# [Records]
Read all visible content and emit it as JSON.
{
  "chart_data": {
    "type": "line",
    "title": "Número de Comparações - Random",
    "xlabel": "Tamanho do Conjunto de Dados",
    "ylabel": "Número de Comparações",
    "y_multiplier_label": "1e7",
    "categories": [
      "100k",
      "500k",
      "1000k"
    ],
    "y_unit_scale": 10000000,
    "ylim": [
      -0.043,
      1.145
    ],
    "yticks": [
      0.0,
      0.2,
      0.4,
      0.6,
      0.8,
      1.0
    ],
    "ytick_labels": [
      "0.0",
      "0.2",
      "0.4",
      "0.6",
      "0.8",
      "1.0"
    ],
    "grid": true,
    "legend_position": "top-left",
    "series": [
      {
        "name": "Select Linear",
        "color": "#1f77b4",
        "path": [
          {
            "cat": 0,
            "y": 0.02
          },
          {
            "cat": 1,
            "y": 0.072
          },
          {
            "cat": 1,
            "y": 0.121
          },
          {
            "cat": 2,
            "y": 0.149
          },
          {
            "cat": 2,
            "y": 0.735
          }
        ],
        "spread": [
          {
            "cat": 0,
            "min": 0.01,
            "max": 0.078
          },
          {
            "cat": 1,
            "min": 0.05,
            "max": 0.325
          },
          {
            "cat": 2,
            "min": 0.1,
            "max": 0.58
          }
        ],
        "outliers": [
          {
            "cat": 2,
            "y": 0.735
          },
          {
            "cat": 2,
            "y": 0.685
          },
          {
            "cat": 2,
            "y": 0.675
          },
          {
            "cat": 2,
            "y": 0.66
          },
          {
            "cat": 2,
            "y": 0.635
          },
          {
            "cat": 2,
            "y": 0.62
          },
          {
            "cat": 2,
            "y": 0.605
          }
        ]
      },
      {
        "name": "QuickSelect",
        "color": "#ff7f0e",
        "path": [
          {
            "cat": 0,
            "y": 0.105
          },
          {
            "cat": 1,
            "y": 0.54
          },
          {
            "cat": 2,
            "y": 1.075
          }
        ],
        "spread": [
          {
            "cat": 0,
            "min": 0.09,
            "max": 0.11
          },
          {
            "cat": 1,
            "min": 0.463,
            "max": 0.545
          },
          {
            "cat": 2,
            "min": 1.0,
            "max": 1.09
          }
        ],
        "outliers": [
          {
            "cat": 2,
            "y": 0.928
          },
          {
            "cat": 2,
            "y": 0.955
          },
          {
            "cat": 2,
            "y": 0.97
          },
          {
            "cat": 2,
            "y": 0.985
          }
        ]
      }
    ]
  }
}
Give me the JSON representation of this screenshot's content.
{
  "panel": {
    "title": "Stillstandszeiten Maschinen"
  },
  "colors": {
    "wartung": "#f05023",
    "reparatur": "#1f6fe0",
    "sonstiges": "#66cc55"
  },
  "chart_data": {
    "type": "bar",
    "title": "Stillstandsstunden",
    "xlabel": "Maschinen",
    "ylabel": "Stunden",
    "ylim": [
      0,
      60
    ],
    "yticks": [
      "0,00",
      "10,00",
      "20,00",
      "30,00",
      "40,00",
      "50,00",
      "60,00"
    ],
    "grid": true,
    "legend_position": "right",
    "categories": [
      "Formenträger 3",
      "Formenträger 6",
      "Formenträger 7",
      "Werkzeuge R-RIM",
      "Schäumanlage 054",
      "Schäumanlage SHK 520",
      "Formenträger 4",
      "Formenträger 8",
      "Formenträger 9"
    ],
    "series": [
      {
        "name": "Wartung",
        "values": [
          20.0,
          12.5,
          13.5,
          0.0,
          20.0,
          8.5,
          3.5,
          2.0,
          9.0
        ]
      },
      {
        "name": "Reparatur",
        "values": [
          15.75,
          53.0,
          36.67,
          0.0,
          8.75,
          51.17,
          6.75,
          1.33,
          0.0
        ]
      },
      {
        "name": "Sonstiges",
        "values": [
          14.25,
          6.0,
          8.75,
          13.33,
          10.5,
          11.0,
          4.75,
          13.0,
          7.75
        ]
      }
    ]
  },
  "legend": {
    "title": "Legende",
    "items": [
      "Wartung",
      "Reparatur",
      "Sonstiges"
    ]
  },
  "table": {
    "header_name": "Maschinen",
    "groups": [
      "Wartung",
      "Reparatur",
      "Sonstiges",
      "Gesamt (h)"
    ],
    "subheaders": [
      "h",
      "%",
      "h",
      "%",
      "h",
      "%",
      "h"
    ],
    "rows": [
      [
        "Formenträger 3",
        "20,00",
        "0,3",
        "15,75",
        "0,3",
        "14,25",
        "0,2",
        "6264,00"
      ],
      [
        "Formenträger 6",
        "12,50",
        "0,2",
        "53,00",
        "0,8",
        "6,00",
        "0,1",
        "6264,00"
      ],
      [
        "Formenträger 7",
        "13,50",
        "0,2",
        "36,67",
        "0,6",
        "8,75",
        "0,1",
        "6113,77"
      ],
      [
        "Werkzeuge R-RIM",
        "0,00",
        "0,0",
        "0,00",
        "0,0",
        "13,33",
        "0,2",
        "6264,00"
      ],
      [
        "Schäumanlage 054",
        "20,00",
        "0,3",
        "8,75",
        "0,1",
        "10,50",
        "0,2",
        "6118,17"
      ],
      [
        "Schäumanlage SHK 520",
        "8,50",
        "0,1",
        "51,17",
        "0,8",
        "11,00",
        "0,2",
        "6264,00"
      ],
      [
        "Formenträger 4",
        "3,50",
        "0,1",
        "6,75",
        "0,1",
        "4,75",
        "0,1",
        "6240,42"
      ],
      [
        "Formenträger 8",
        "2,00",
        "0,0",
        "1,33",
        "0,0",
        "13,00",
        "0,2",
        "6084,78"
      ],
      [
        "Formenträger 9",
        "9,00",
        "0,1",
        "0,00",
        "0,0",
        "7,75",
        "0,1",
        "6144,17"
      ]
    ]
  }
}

# [Task details]
All of the data needs to be printed once more, exactly.

# [Final result]
Read all visible content and emit it as JSON.
{
  "chart_data": {
    "type": "line",
    "title": "Número de Comparações - Random",
    "xlabel": "Tamanho do Conjunto de Dados",
    "ylabel": "Número de Comparações",
    "y_multiplier_label": "1e7",
    "categories": [
      "100k",
      "500k",
      "1000k"
    ],
    "y_unit_scale": 10000000,
    "ylim": [
      -0.043,
      1.145
    ],
    "yticks": [
      0.0,
      0.2,
      0.4,
      0.6,
      0.8,
      1.0
    ],
    "ytick_labels": [
      "0.0",
      "0.2",
      "0.4",
      "0.6",
      "0.8",
      "1.0"
    ],
    "grid": true,
    "legend_position": "top-left",
    "series": [
      {
        "name": "Select Linear",
        "color": "#1f77b4",
        "path": [
          {
            "cat": 0,
            "y": 0.02
          },
          {
            "cat": 1,
            "y": 0.072
          },
          {
            "cat": 1,
            "y": 0.121
          },
          {
            "cat": 2,
            "y": 0.149
          },
          {
            "cat": 2,
            "y": 0.735
          }
        ],
        "spread": [
          {
            "cat": 0,
            "min": 0.01,
            "max": 0.078
          },
          {
            "cat": 1,
            "min": 0.05,
            "max": 0.325
          },
          {
            "cat": 2,
            "min": 0.1,
            "max": 0.58
          }
        ],
        "outliers": [
          {
            "cat": 2,
            "y": 0.735
          },
          {
            "cat": 2,
            "y": 0.685
          },
          {
            "cat": 2,
            "y": 0.675
          },
          {
            "cat": 2,
            "y": 0.66
          },
          {
            "cat": 2,
            "y": 0.635
          },
          {
            "cat": 2,
            "y": 0.62
          },
          {
            "cat": 2,
            "y": 0.605
          }
        ]
      },
      {
        "name": "QuickSelect",
        "color": "#ff7f0e",
        "path": [
          {
            "cat": 0,
            "y": 0.105
          },
          {
            "cat": 1,
            "y": 0.54
          },
          {
            "cat": 2,
            "y": 1.075
          }
        ],
        "spread": [
          {
            "cat": 0,
            "min": 0.09,
            "max": 0.11
          },
          {
            "cat": 1,
            "min": 0.463,
            "max": 0.545
          },
          {
            "cat": 2,
            "min": 1.0,
            "max": 1.09
          }
        ],
        "outliers": [
          {
            "cat": 2,
            "y": 0.928
          },
          {
            "cat": 2,
            "y": 0.955
          },
          {
            "cat": 2,
            "y": 0.97
          },
          {
            "cat": 2,
            "y": 0.985
          }
        ]
      }
    ]
  }
}
Give me the JSON representation of this screenshot's content.
{
  "panel": {
    "title": "Stillstandszeiten Maschinen"
  },
  "colors": {
    "wartung": "#f05023",
    "reparatur": "#1f6fe0",
    "sonstiges": "#66cc55"
  },
  "chart_data": {
    "type": "bar",
    "title": "Stillstandsstunden",
    "xlabel": "Maschinen",
    "ylabel": "Stunden",
    "ylim": [
      0,
      60
    ],
    "yticks": [
      "0,00",
      "10,00",
      "20,00",
      "30,00",
      "40,00",
      "50,00",
      "60,00"
    ],
    "grid": true,
    "legend_position": "right",
    "categories": [
      "Formenträger 3",
      "Formenträger 6",
      "Formenträger 7",
      "Werkzeuge R-RIM",
      "Schäumanlage 054",
      "Schäumanlage SHK 520",
      "Formenträger 4",
      "Formenträger 8",
      "Formenträger 9"
    ],
    "series": [
      {
        "name": "Wartung",
        "values": [
          20.0,
          12.5,
          13.5,
          0.0,
          20.0,
          8.5,
          3.5,
          2.0,
          9.0
        ]
      },
      {
        "name": "Reparatur",
        "values": [
          15.75,
          53.0,
          36.67,
          0.0,
          8.75,
          51.17,
          6.75,
          1.33,
          0.0
        ]
      },
      {
        "name": "Sonstiges",
        "values": [
          14.25,
          6.0,
          8.75,
          13.33,
          10.5,
          11.0,
          4.75,
          13.0,
          7.75
        ]
      }
    ]
  },
  "legend": {
    "title": "Legende",
    "items": [
      "Wartung",
      "Reparatur",
      "Sonstiges"
    ]
  },
  "table": {
    "header_name": "Maschinen",
    "groups": [
      "Wartung",
      "Reparatur",
      "Sonstiges",
      "Gesamt (h)"
    ],
    "subheaders": [
      "h",
      "%",
      "h",
      "%",
      "h",
      "%",
      "h"
    ],
    "rows": [
      [
        "Formenträger 3",
        "20,00",
        "0,3",
        "15,75",
        "0,3",
        "14,25",
        "0,2",
        "6264,00"
      ],
      [
        "Formenträger 6",
        "12,50",
        "0,2",
        "53,00",
        "0,8",
        "6,00",
        "0,1",
        "6264,00"
      ],
      [
        "Formenträger 7",
        "13,50",
        "0,2",
        "36,67",
        "0,6",
        "8,75",
        "0,1",
        "6113,77"
      ],
      [
        "Werkzeuge R-RIM",
        "0,00",
        "0,0",
        "0,00",
        "0,0",
        "13,33",
        "0,2",
        "6264,00"
      ],
      [
        "Schäumanlage 054",
        "20,00",
        "0,3",
        "8,75",
        "0,1",
        "10,50",
        "0,2",
        "6118,17"
      ],
      [
        "Schäumanlage SHK 520",
        "8,50",
        "0,1",
        "51,17",
        "0,8",
        "11,00",
        "0,2",
        "6264,00"
      ],
      [
        "Formenträger 4",
        "3,50",
        "0,1",
        "6,75",
        "0,1",
        "4,75",
        "0,1",
        "6240,42"
      ],
      [
        "Formenträger 8",
        "2,00",
        "0,0",
        "1,33",
        "0,0",
        "13,00",
        "0,2",
        "6084,78"
      ],
      [
        "Formenträger 9",
        "9,00",
        "0,1",
        "0,00",
        "0,0",
        "7,75",
        "0,1",
        "6144,17"
      ]
    ]
  }
}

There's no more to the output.